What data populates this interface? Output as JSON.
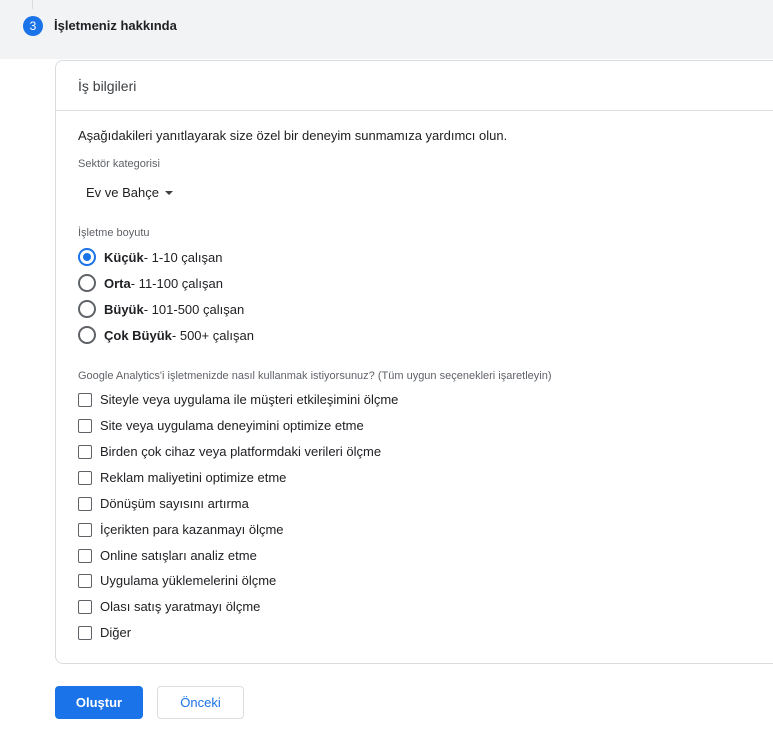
{
  "step": {
    "number": "3",
    "title": "İşletmeniz hakkında"
  },
  "card": {
    "header": "İş bilgileri",
    "intro": "Aşağıdakileri yanıtlayarak size özel bir deneyim sunmamıza yardımcı olun.",
    "sector": {
      "label": "Sektör kategorisi",
      "selected": "Ev ve Bahçe"
    },
    "size": {
      "label": "İşletme boyutu",
      "options": [
        {
          "name": "Küçük",
          "range": " - 1-10 çalışan",
          "checked": true
        },
        {
          "name": "Orta",
          "range": " - 11-100 çalışan",
          "checked": false
        },
        {
          "name": "Büyük",
          "range": " - 101-500 çalışan",
          "checked": false
        },
        {
          "name": "Çok Büyük",
          "range": " - 500+ çalışan",
          "checked": false
        }
      ]
    },
    "usage": {
      "label": "Google Analytics'i işletmenizde nasıl kullanmak istiyorsunuz? (Tüm uygun seçenekleri işaretleyin)",
      "options": [
        "Siteyle veya uygulama ile müşteri etkileşimini ölçme",
        "Site veya uygulama deneyimini optimize etme",
        "Birden çok cihaz veya platformdaki verileri ölçme",
        "Reklam maliyetini optimize etme",
        "Dönüşüm sayısını artırma",
        "İçerikten para kazanmayı ölçme",
        "Online satışları analiz etme",
        "Uygulama yüklemelerini ölçme",
        "Olası satış yaratmayı ölçme",
        "Diğer"
      ]
    }
  },
  "buttons": {
    "create": "Oluştur",
    "previous": "Önceki"
  },
  "colors": {
    "accent": "#1a73e8",
    "band": "#f1f3f4",
    "border": "#dadce0"
  }
}
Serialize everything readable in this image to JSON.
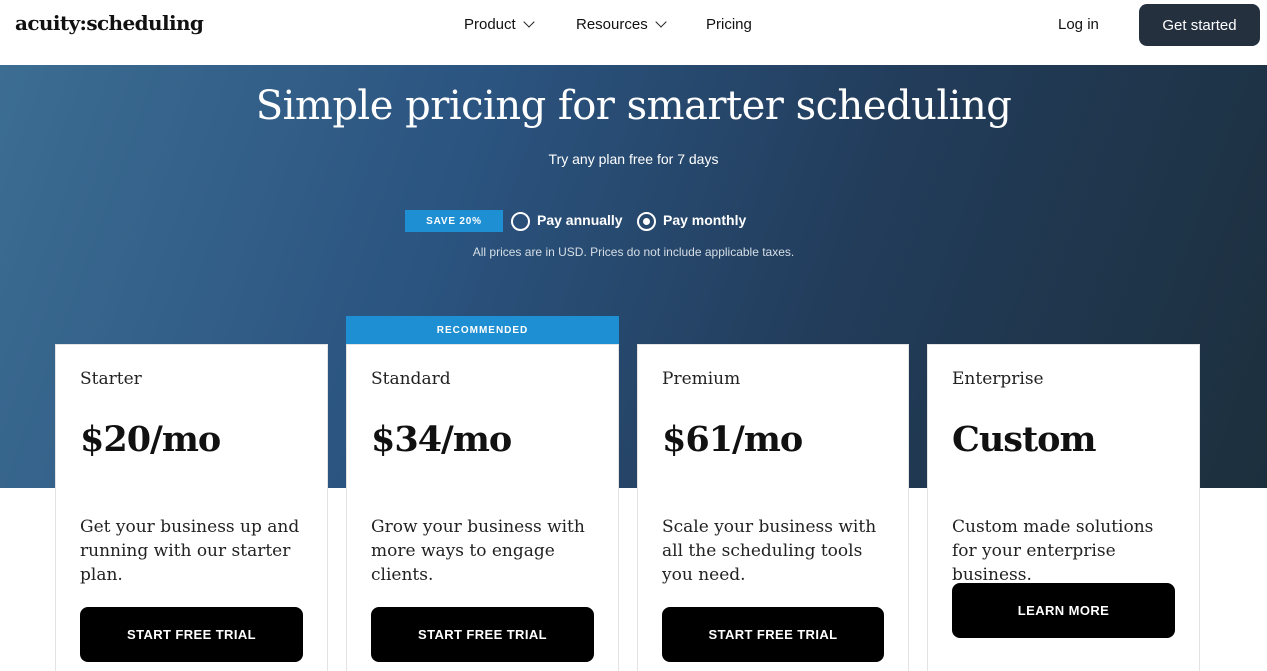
{
  "header": {
    "logo": "acuity:scheduling",
    "nav": [
      {
        "label": "Product"
      },
      {
        "label": "Resources"
      },
      {
        "label": "Pricing"
      }
    ],
    "login_label": "Log in",
    "cta_label": "Get started"
  },
  "hero": {
    "title": "Simple pricing for smarter scheduling",
    "subtitle": "Try any plan free for 7 days",
    "save_badge": "SAVE 20%",
    "billing": {
      "annual_label": "Pay annually",
      "monthly_label": "Pay monthly",
      "selected": "monthly"
    },
    "disclaimer": "All prices are in USD. Prices do not include applicable taxes."
  },
  "recommended_label": "RECOMMENDED",
  "plans": [
    {
      "name": "Starter",
      "price": "$20/mo",
      "description": "Get your business up and running with our starter plan.",
      "cta": "START FREE TRIAL"
    },
    {
      "name": "Standard",
      "price": "$34/mo",
      "description": "Grow your business with more ways to engage clients.",
      "cta": "START FREE TRIAL"
    },
    {
      "name": "Premium",
      "price": "$61/mo",
      "description": "Scale your business with all the scheduling tools you need.",
      "cta": "START FREE TRIAL"
    },
    {
      "name": "Enterprise",
      "price": "Custom",
      "description": "Custom made solutions for your enterprise business.",
      "cta": "LEARN MORE"
    }
  ],
  "colors": {
    "accent": "#1e8fd2",
    "header_button": "#25303f",
    "hero_gradient_start": "#3c6d92",
    "hero_gradient_end": "#1c2f3d"
  }
}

■ Stated goal
In the records above, how many lines contain the string "optimize"? State that number only.

■ Task result
2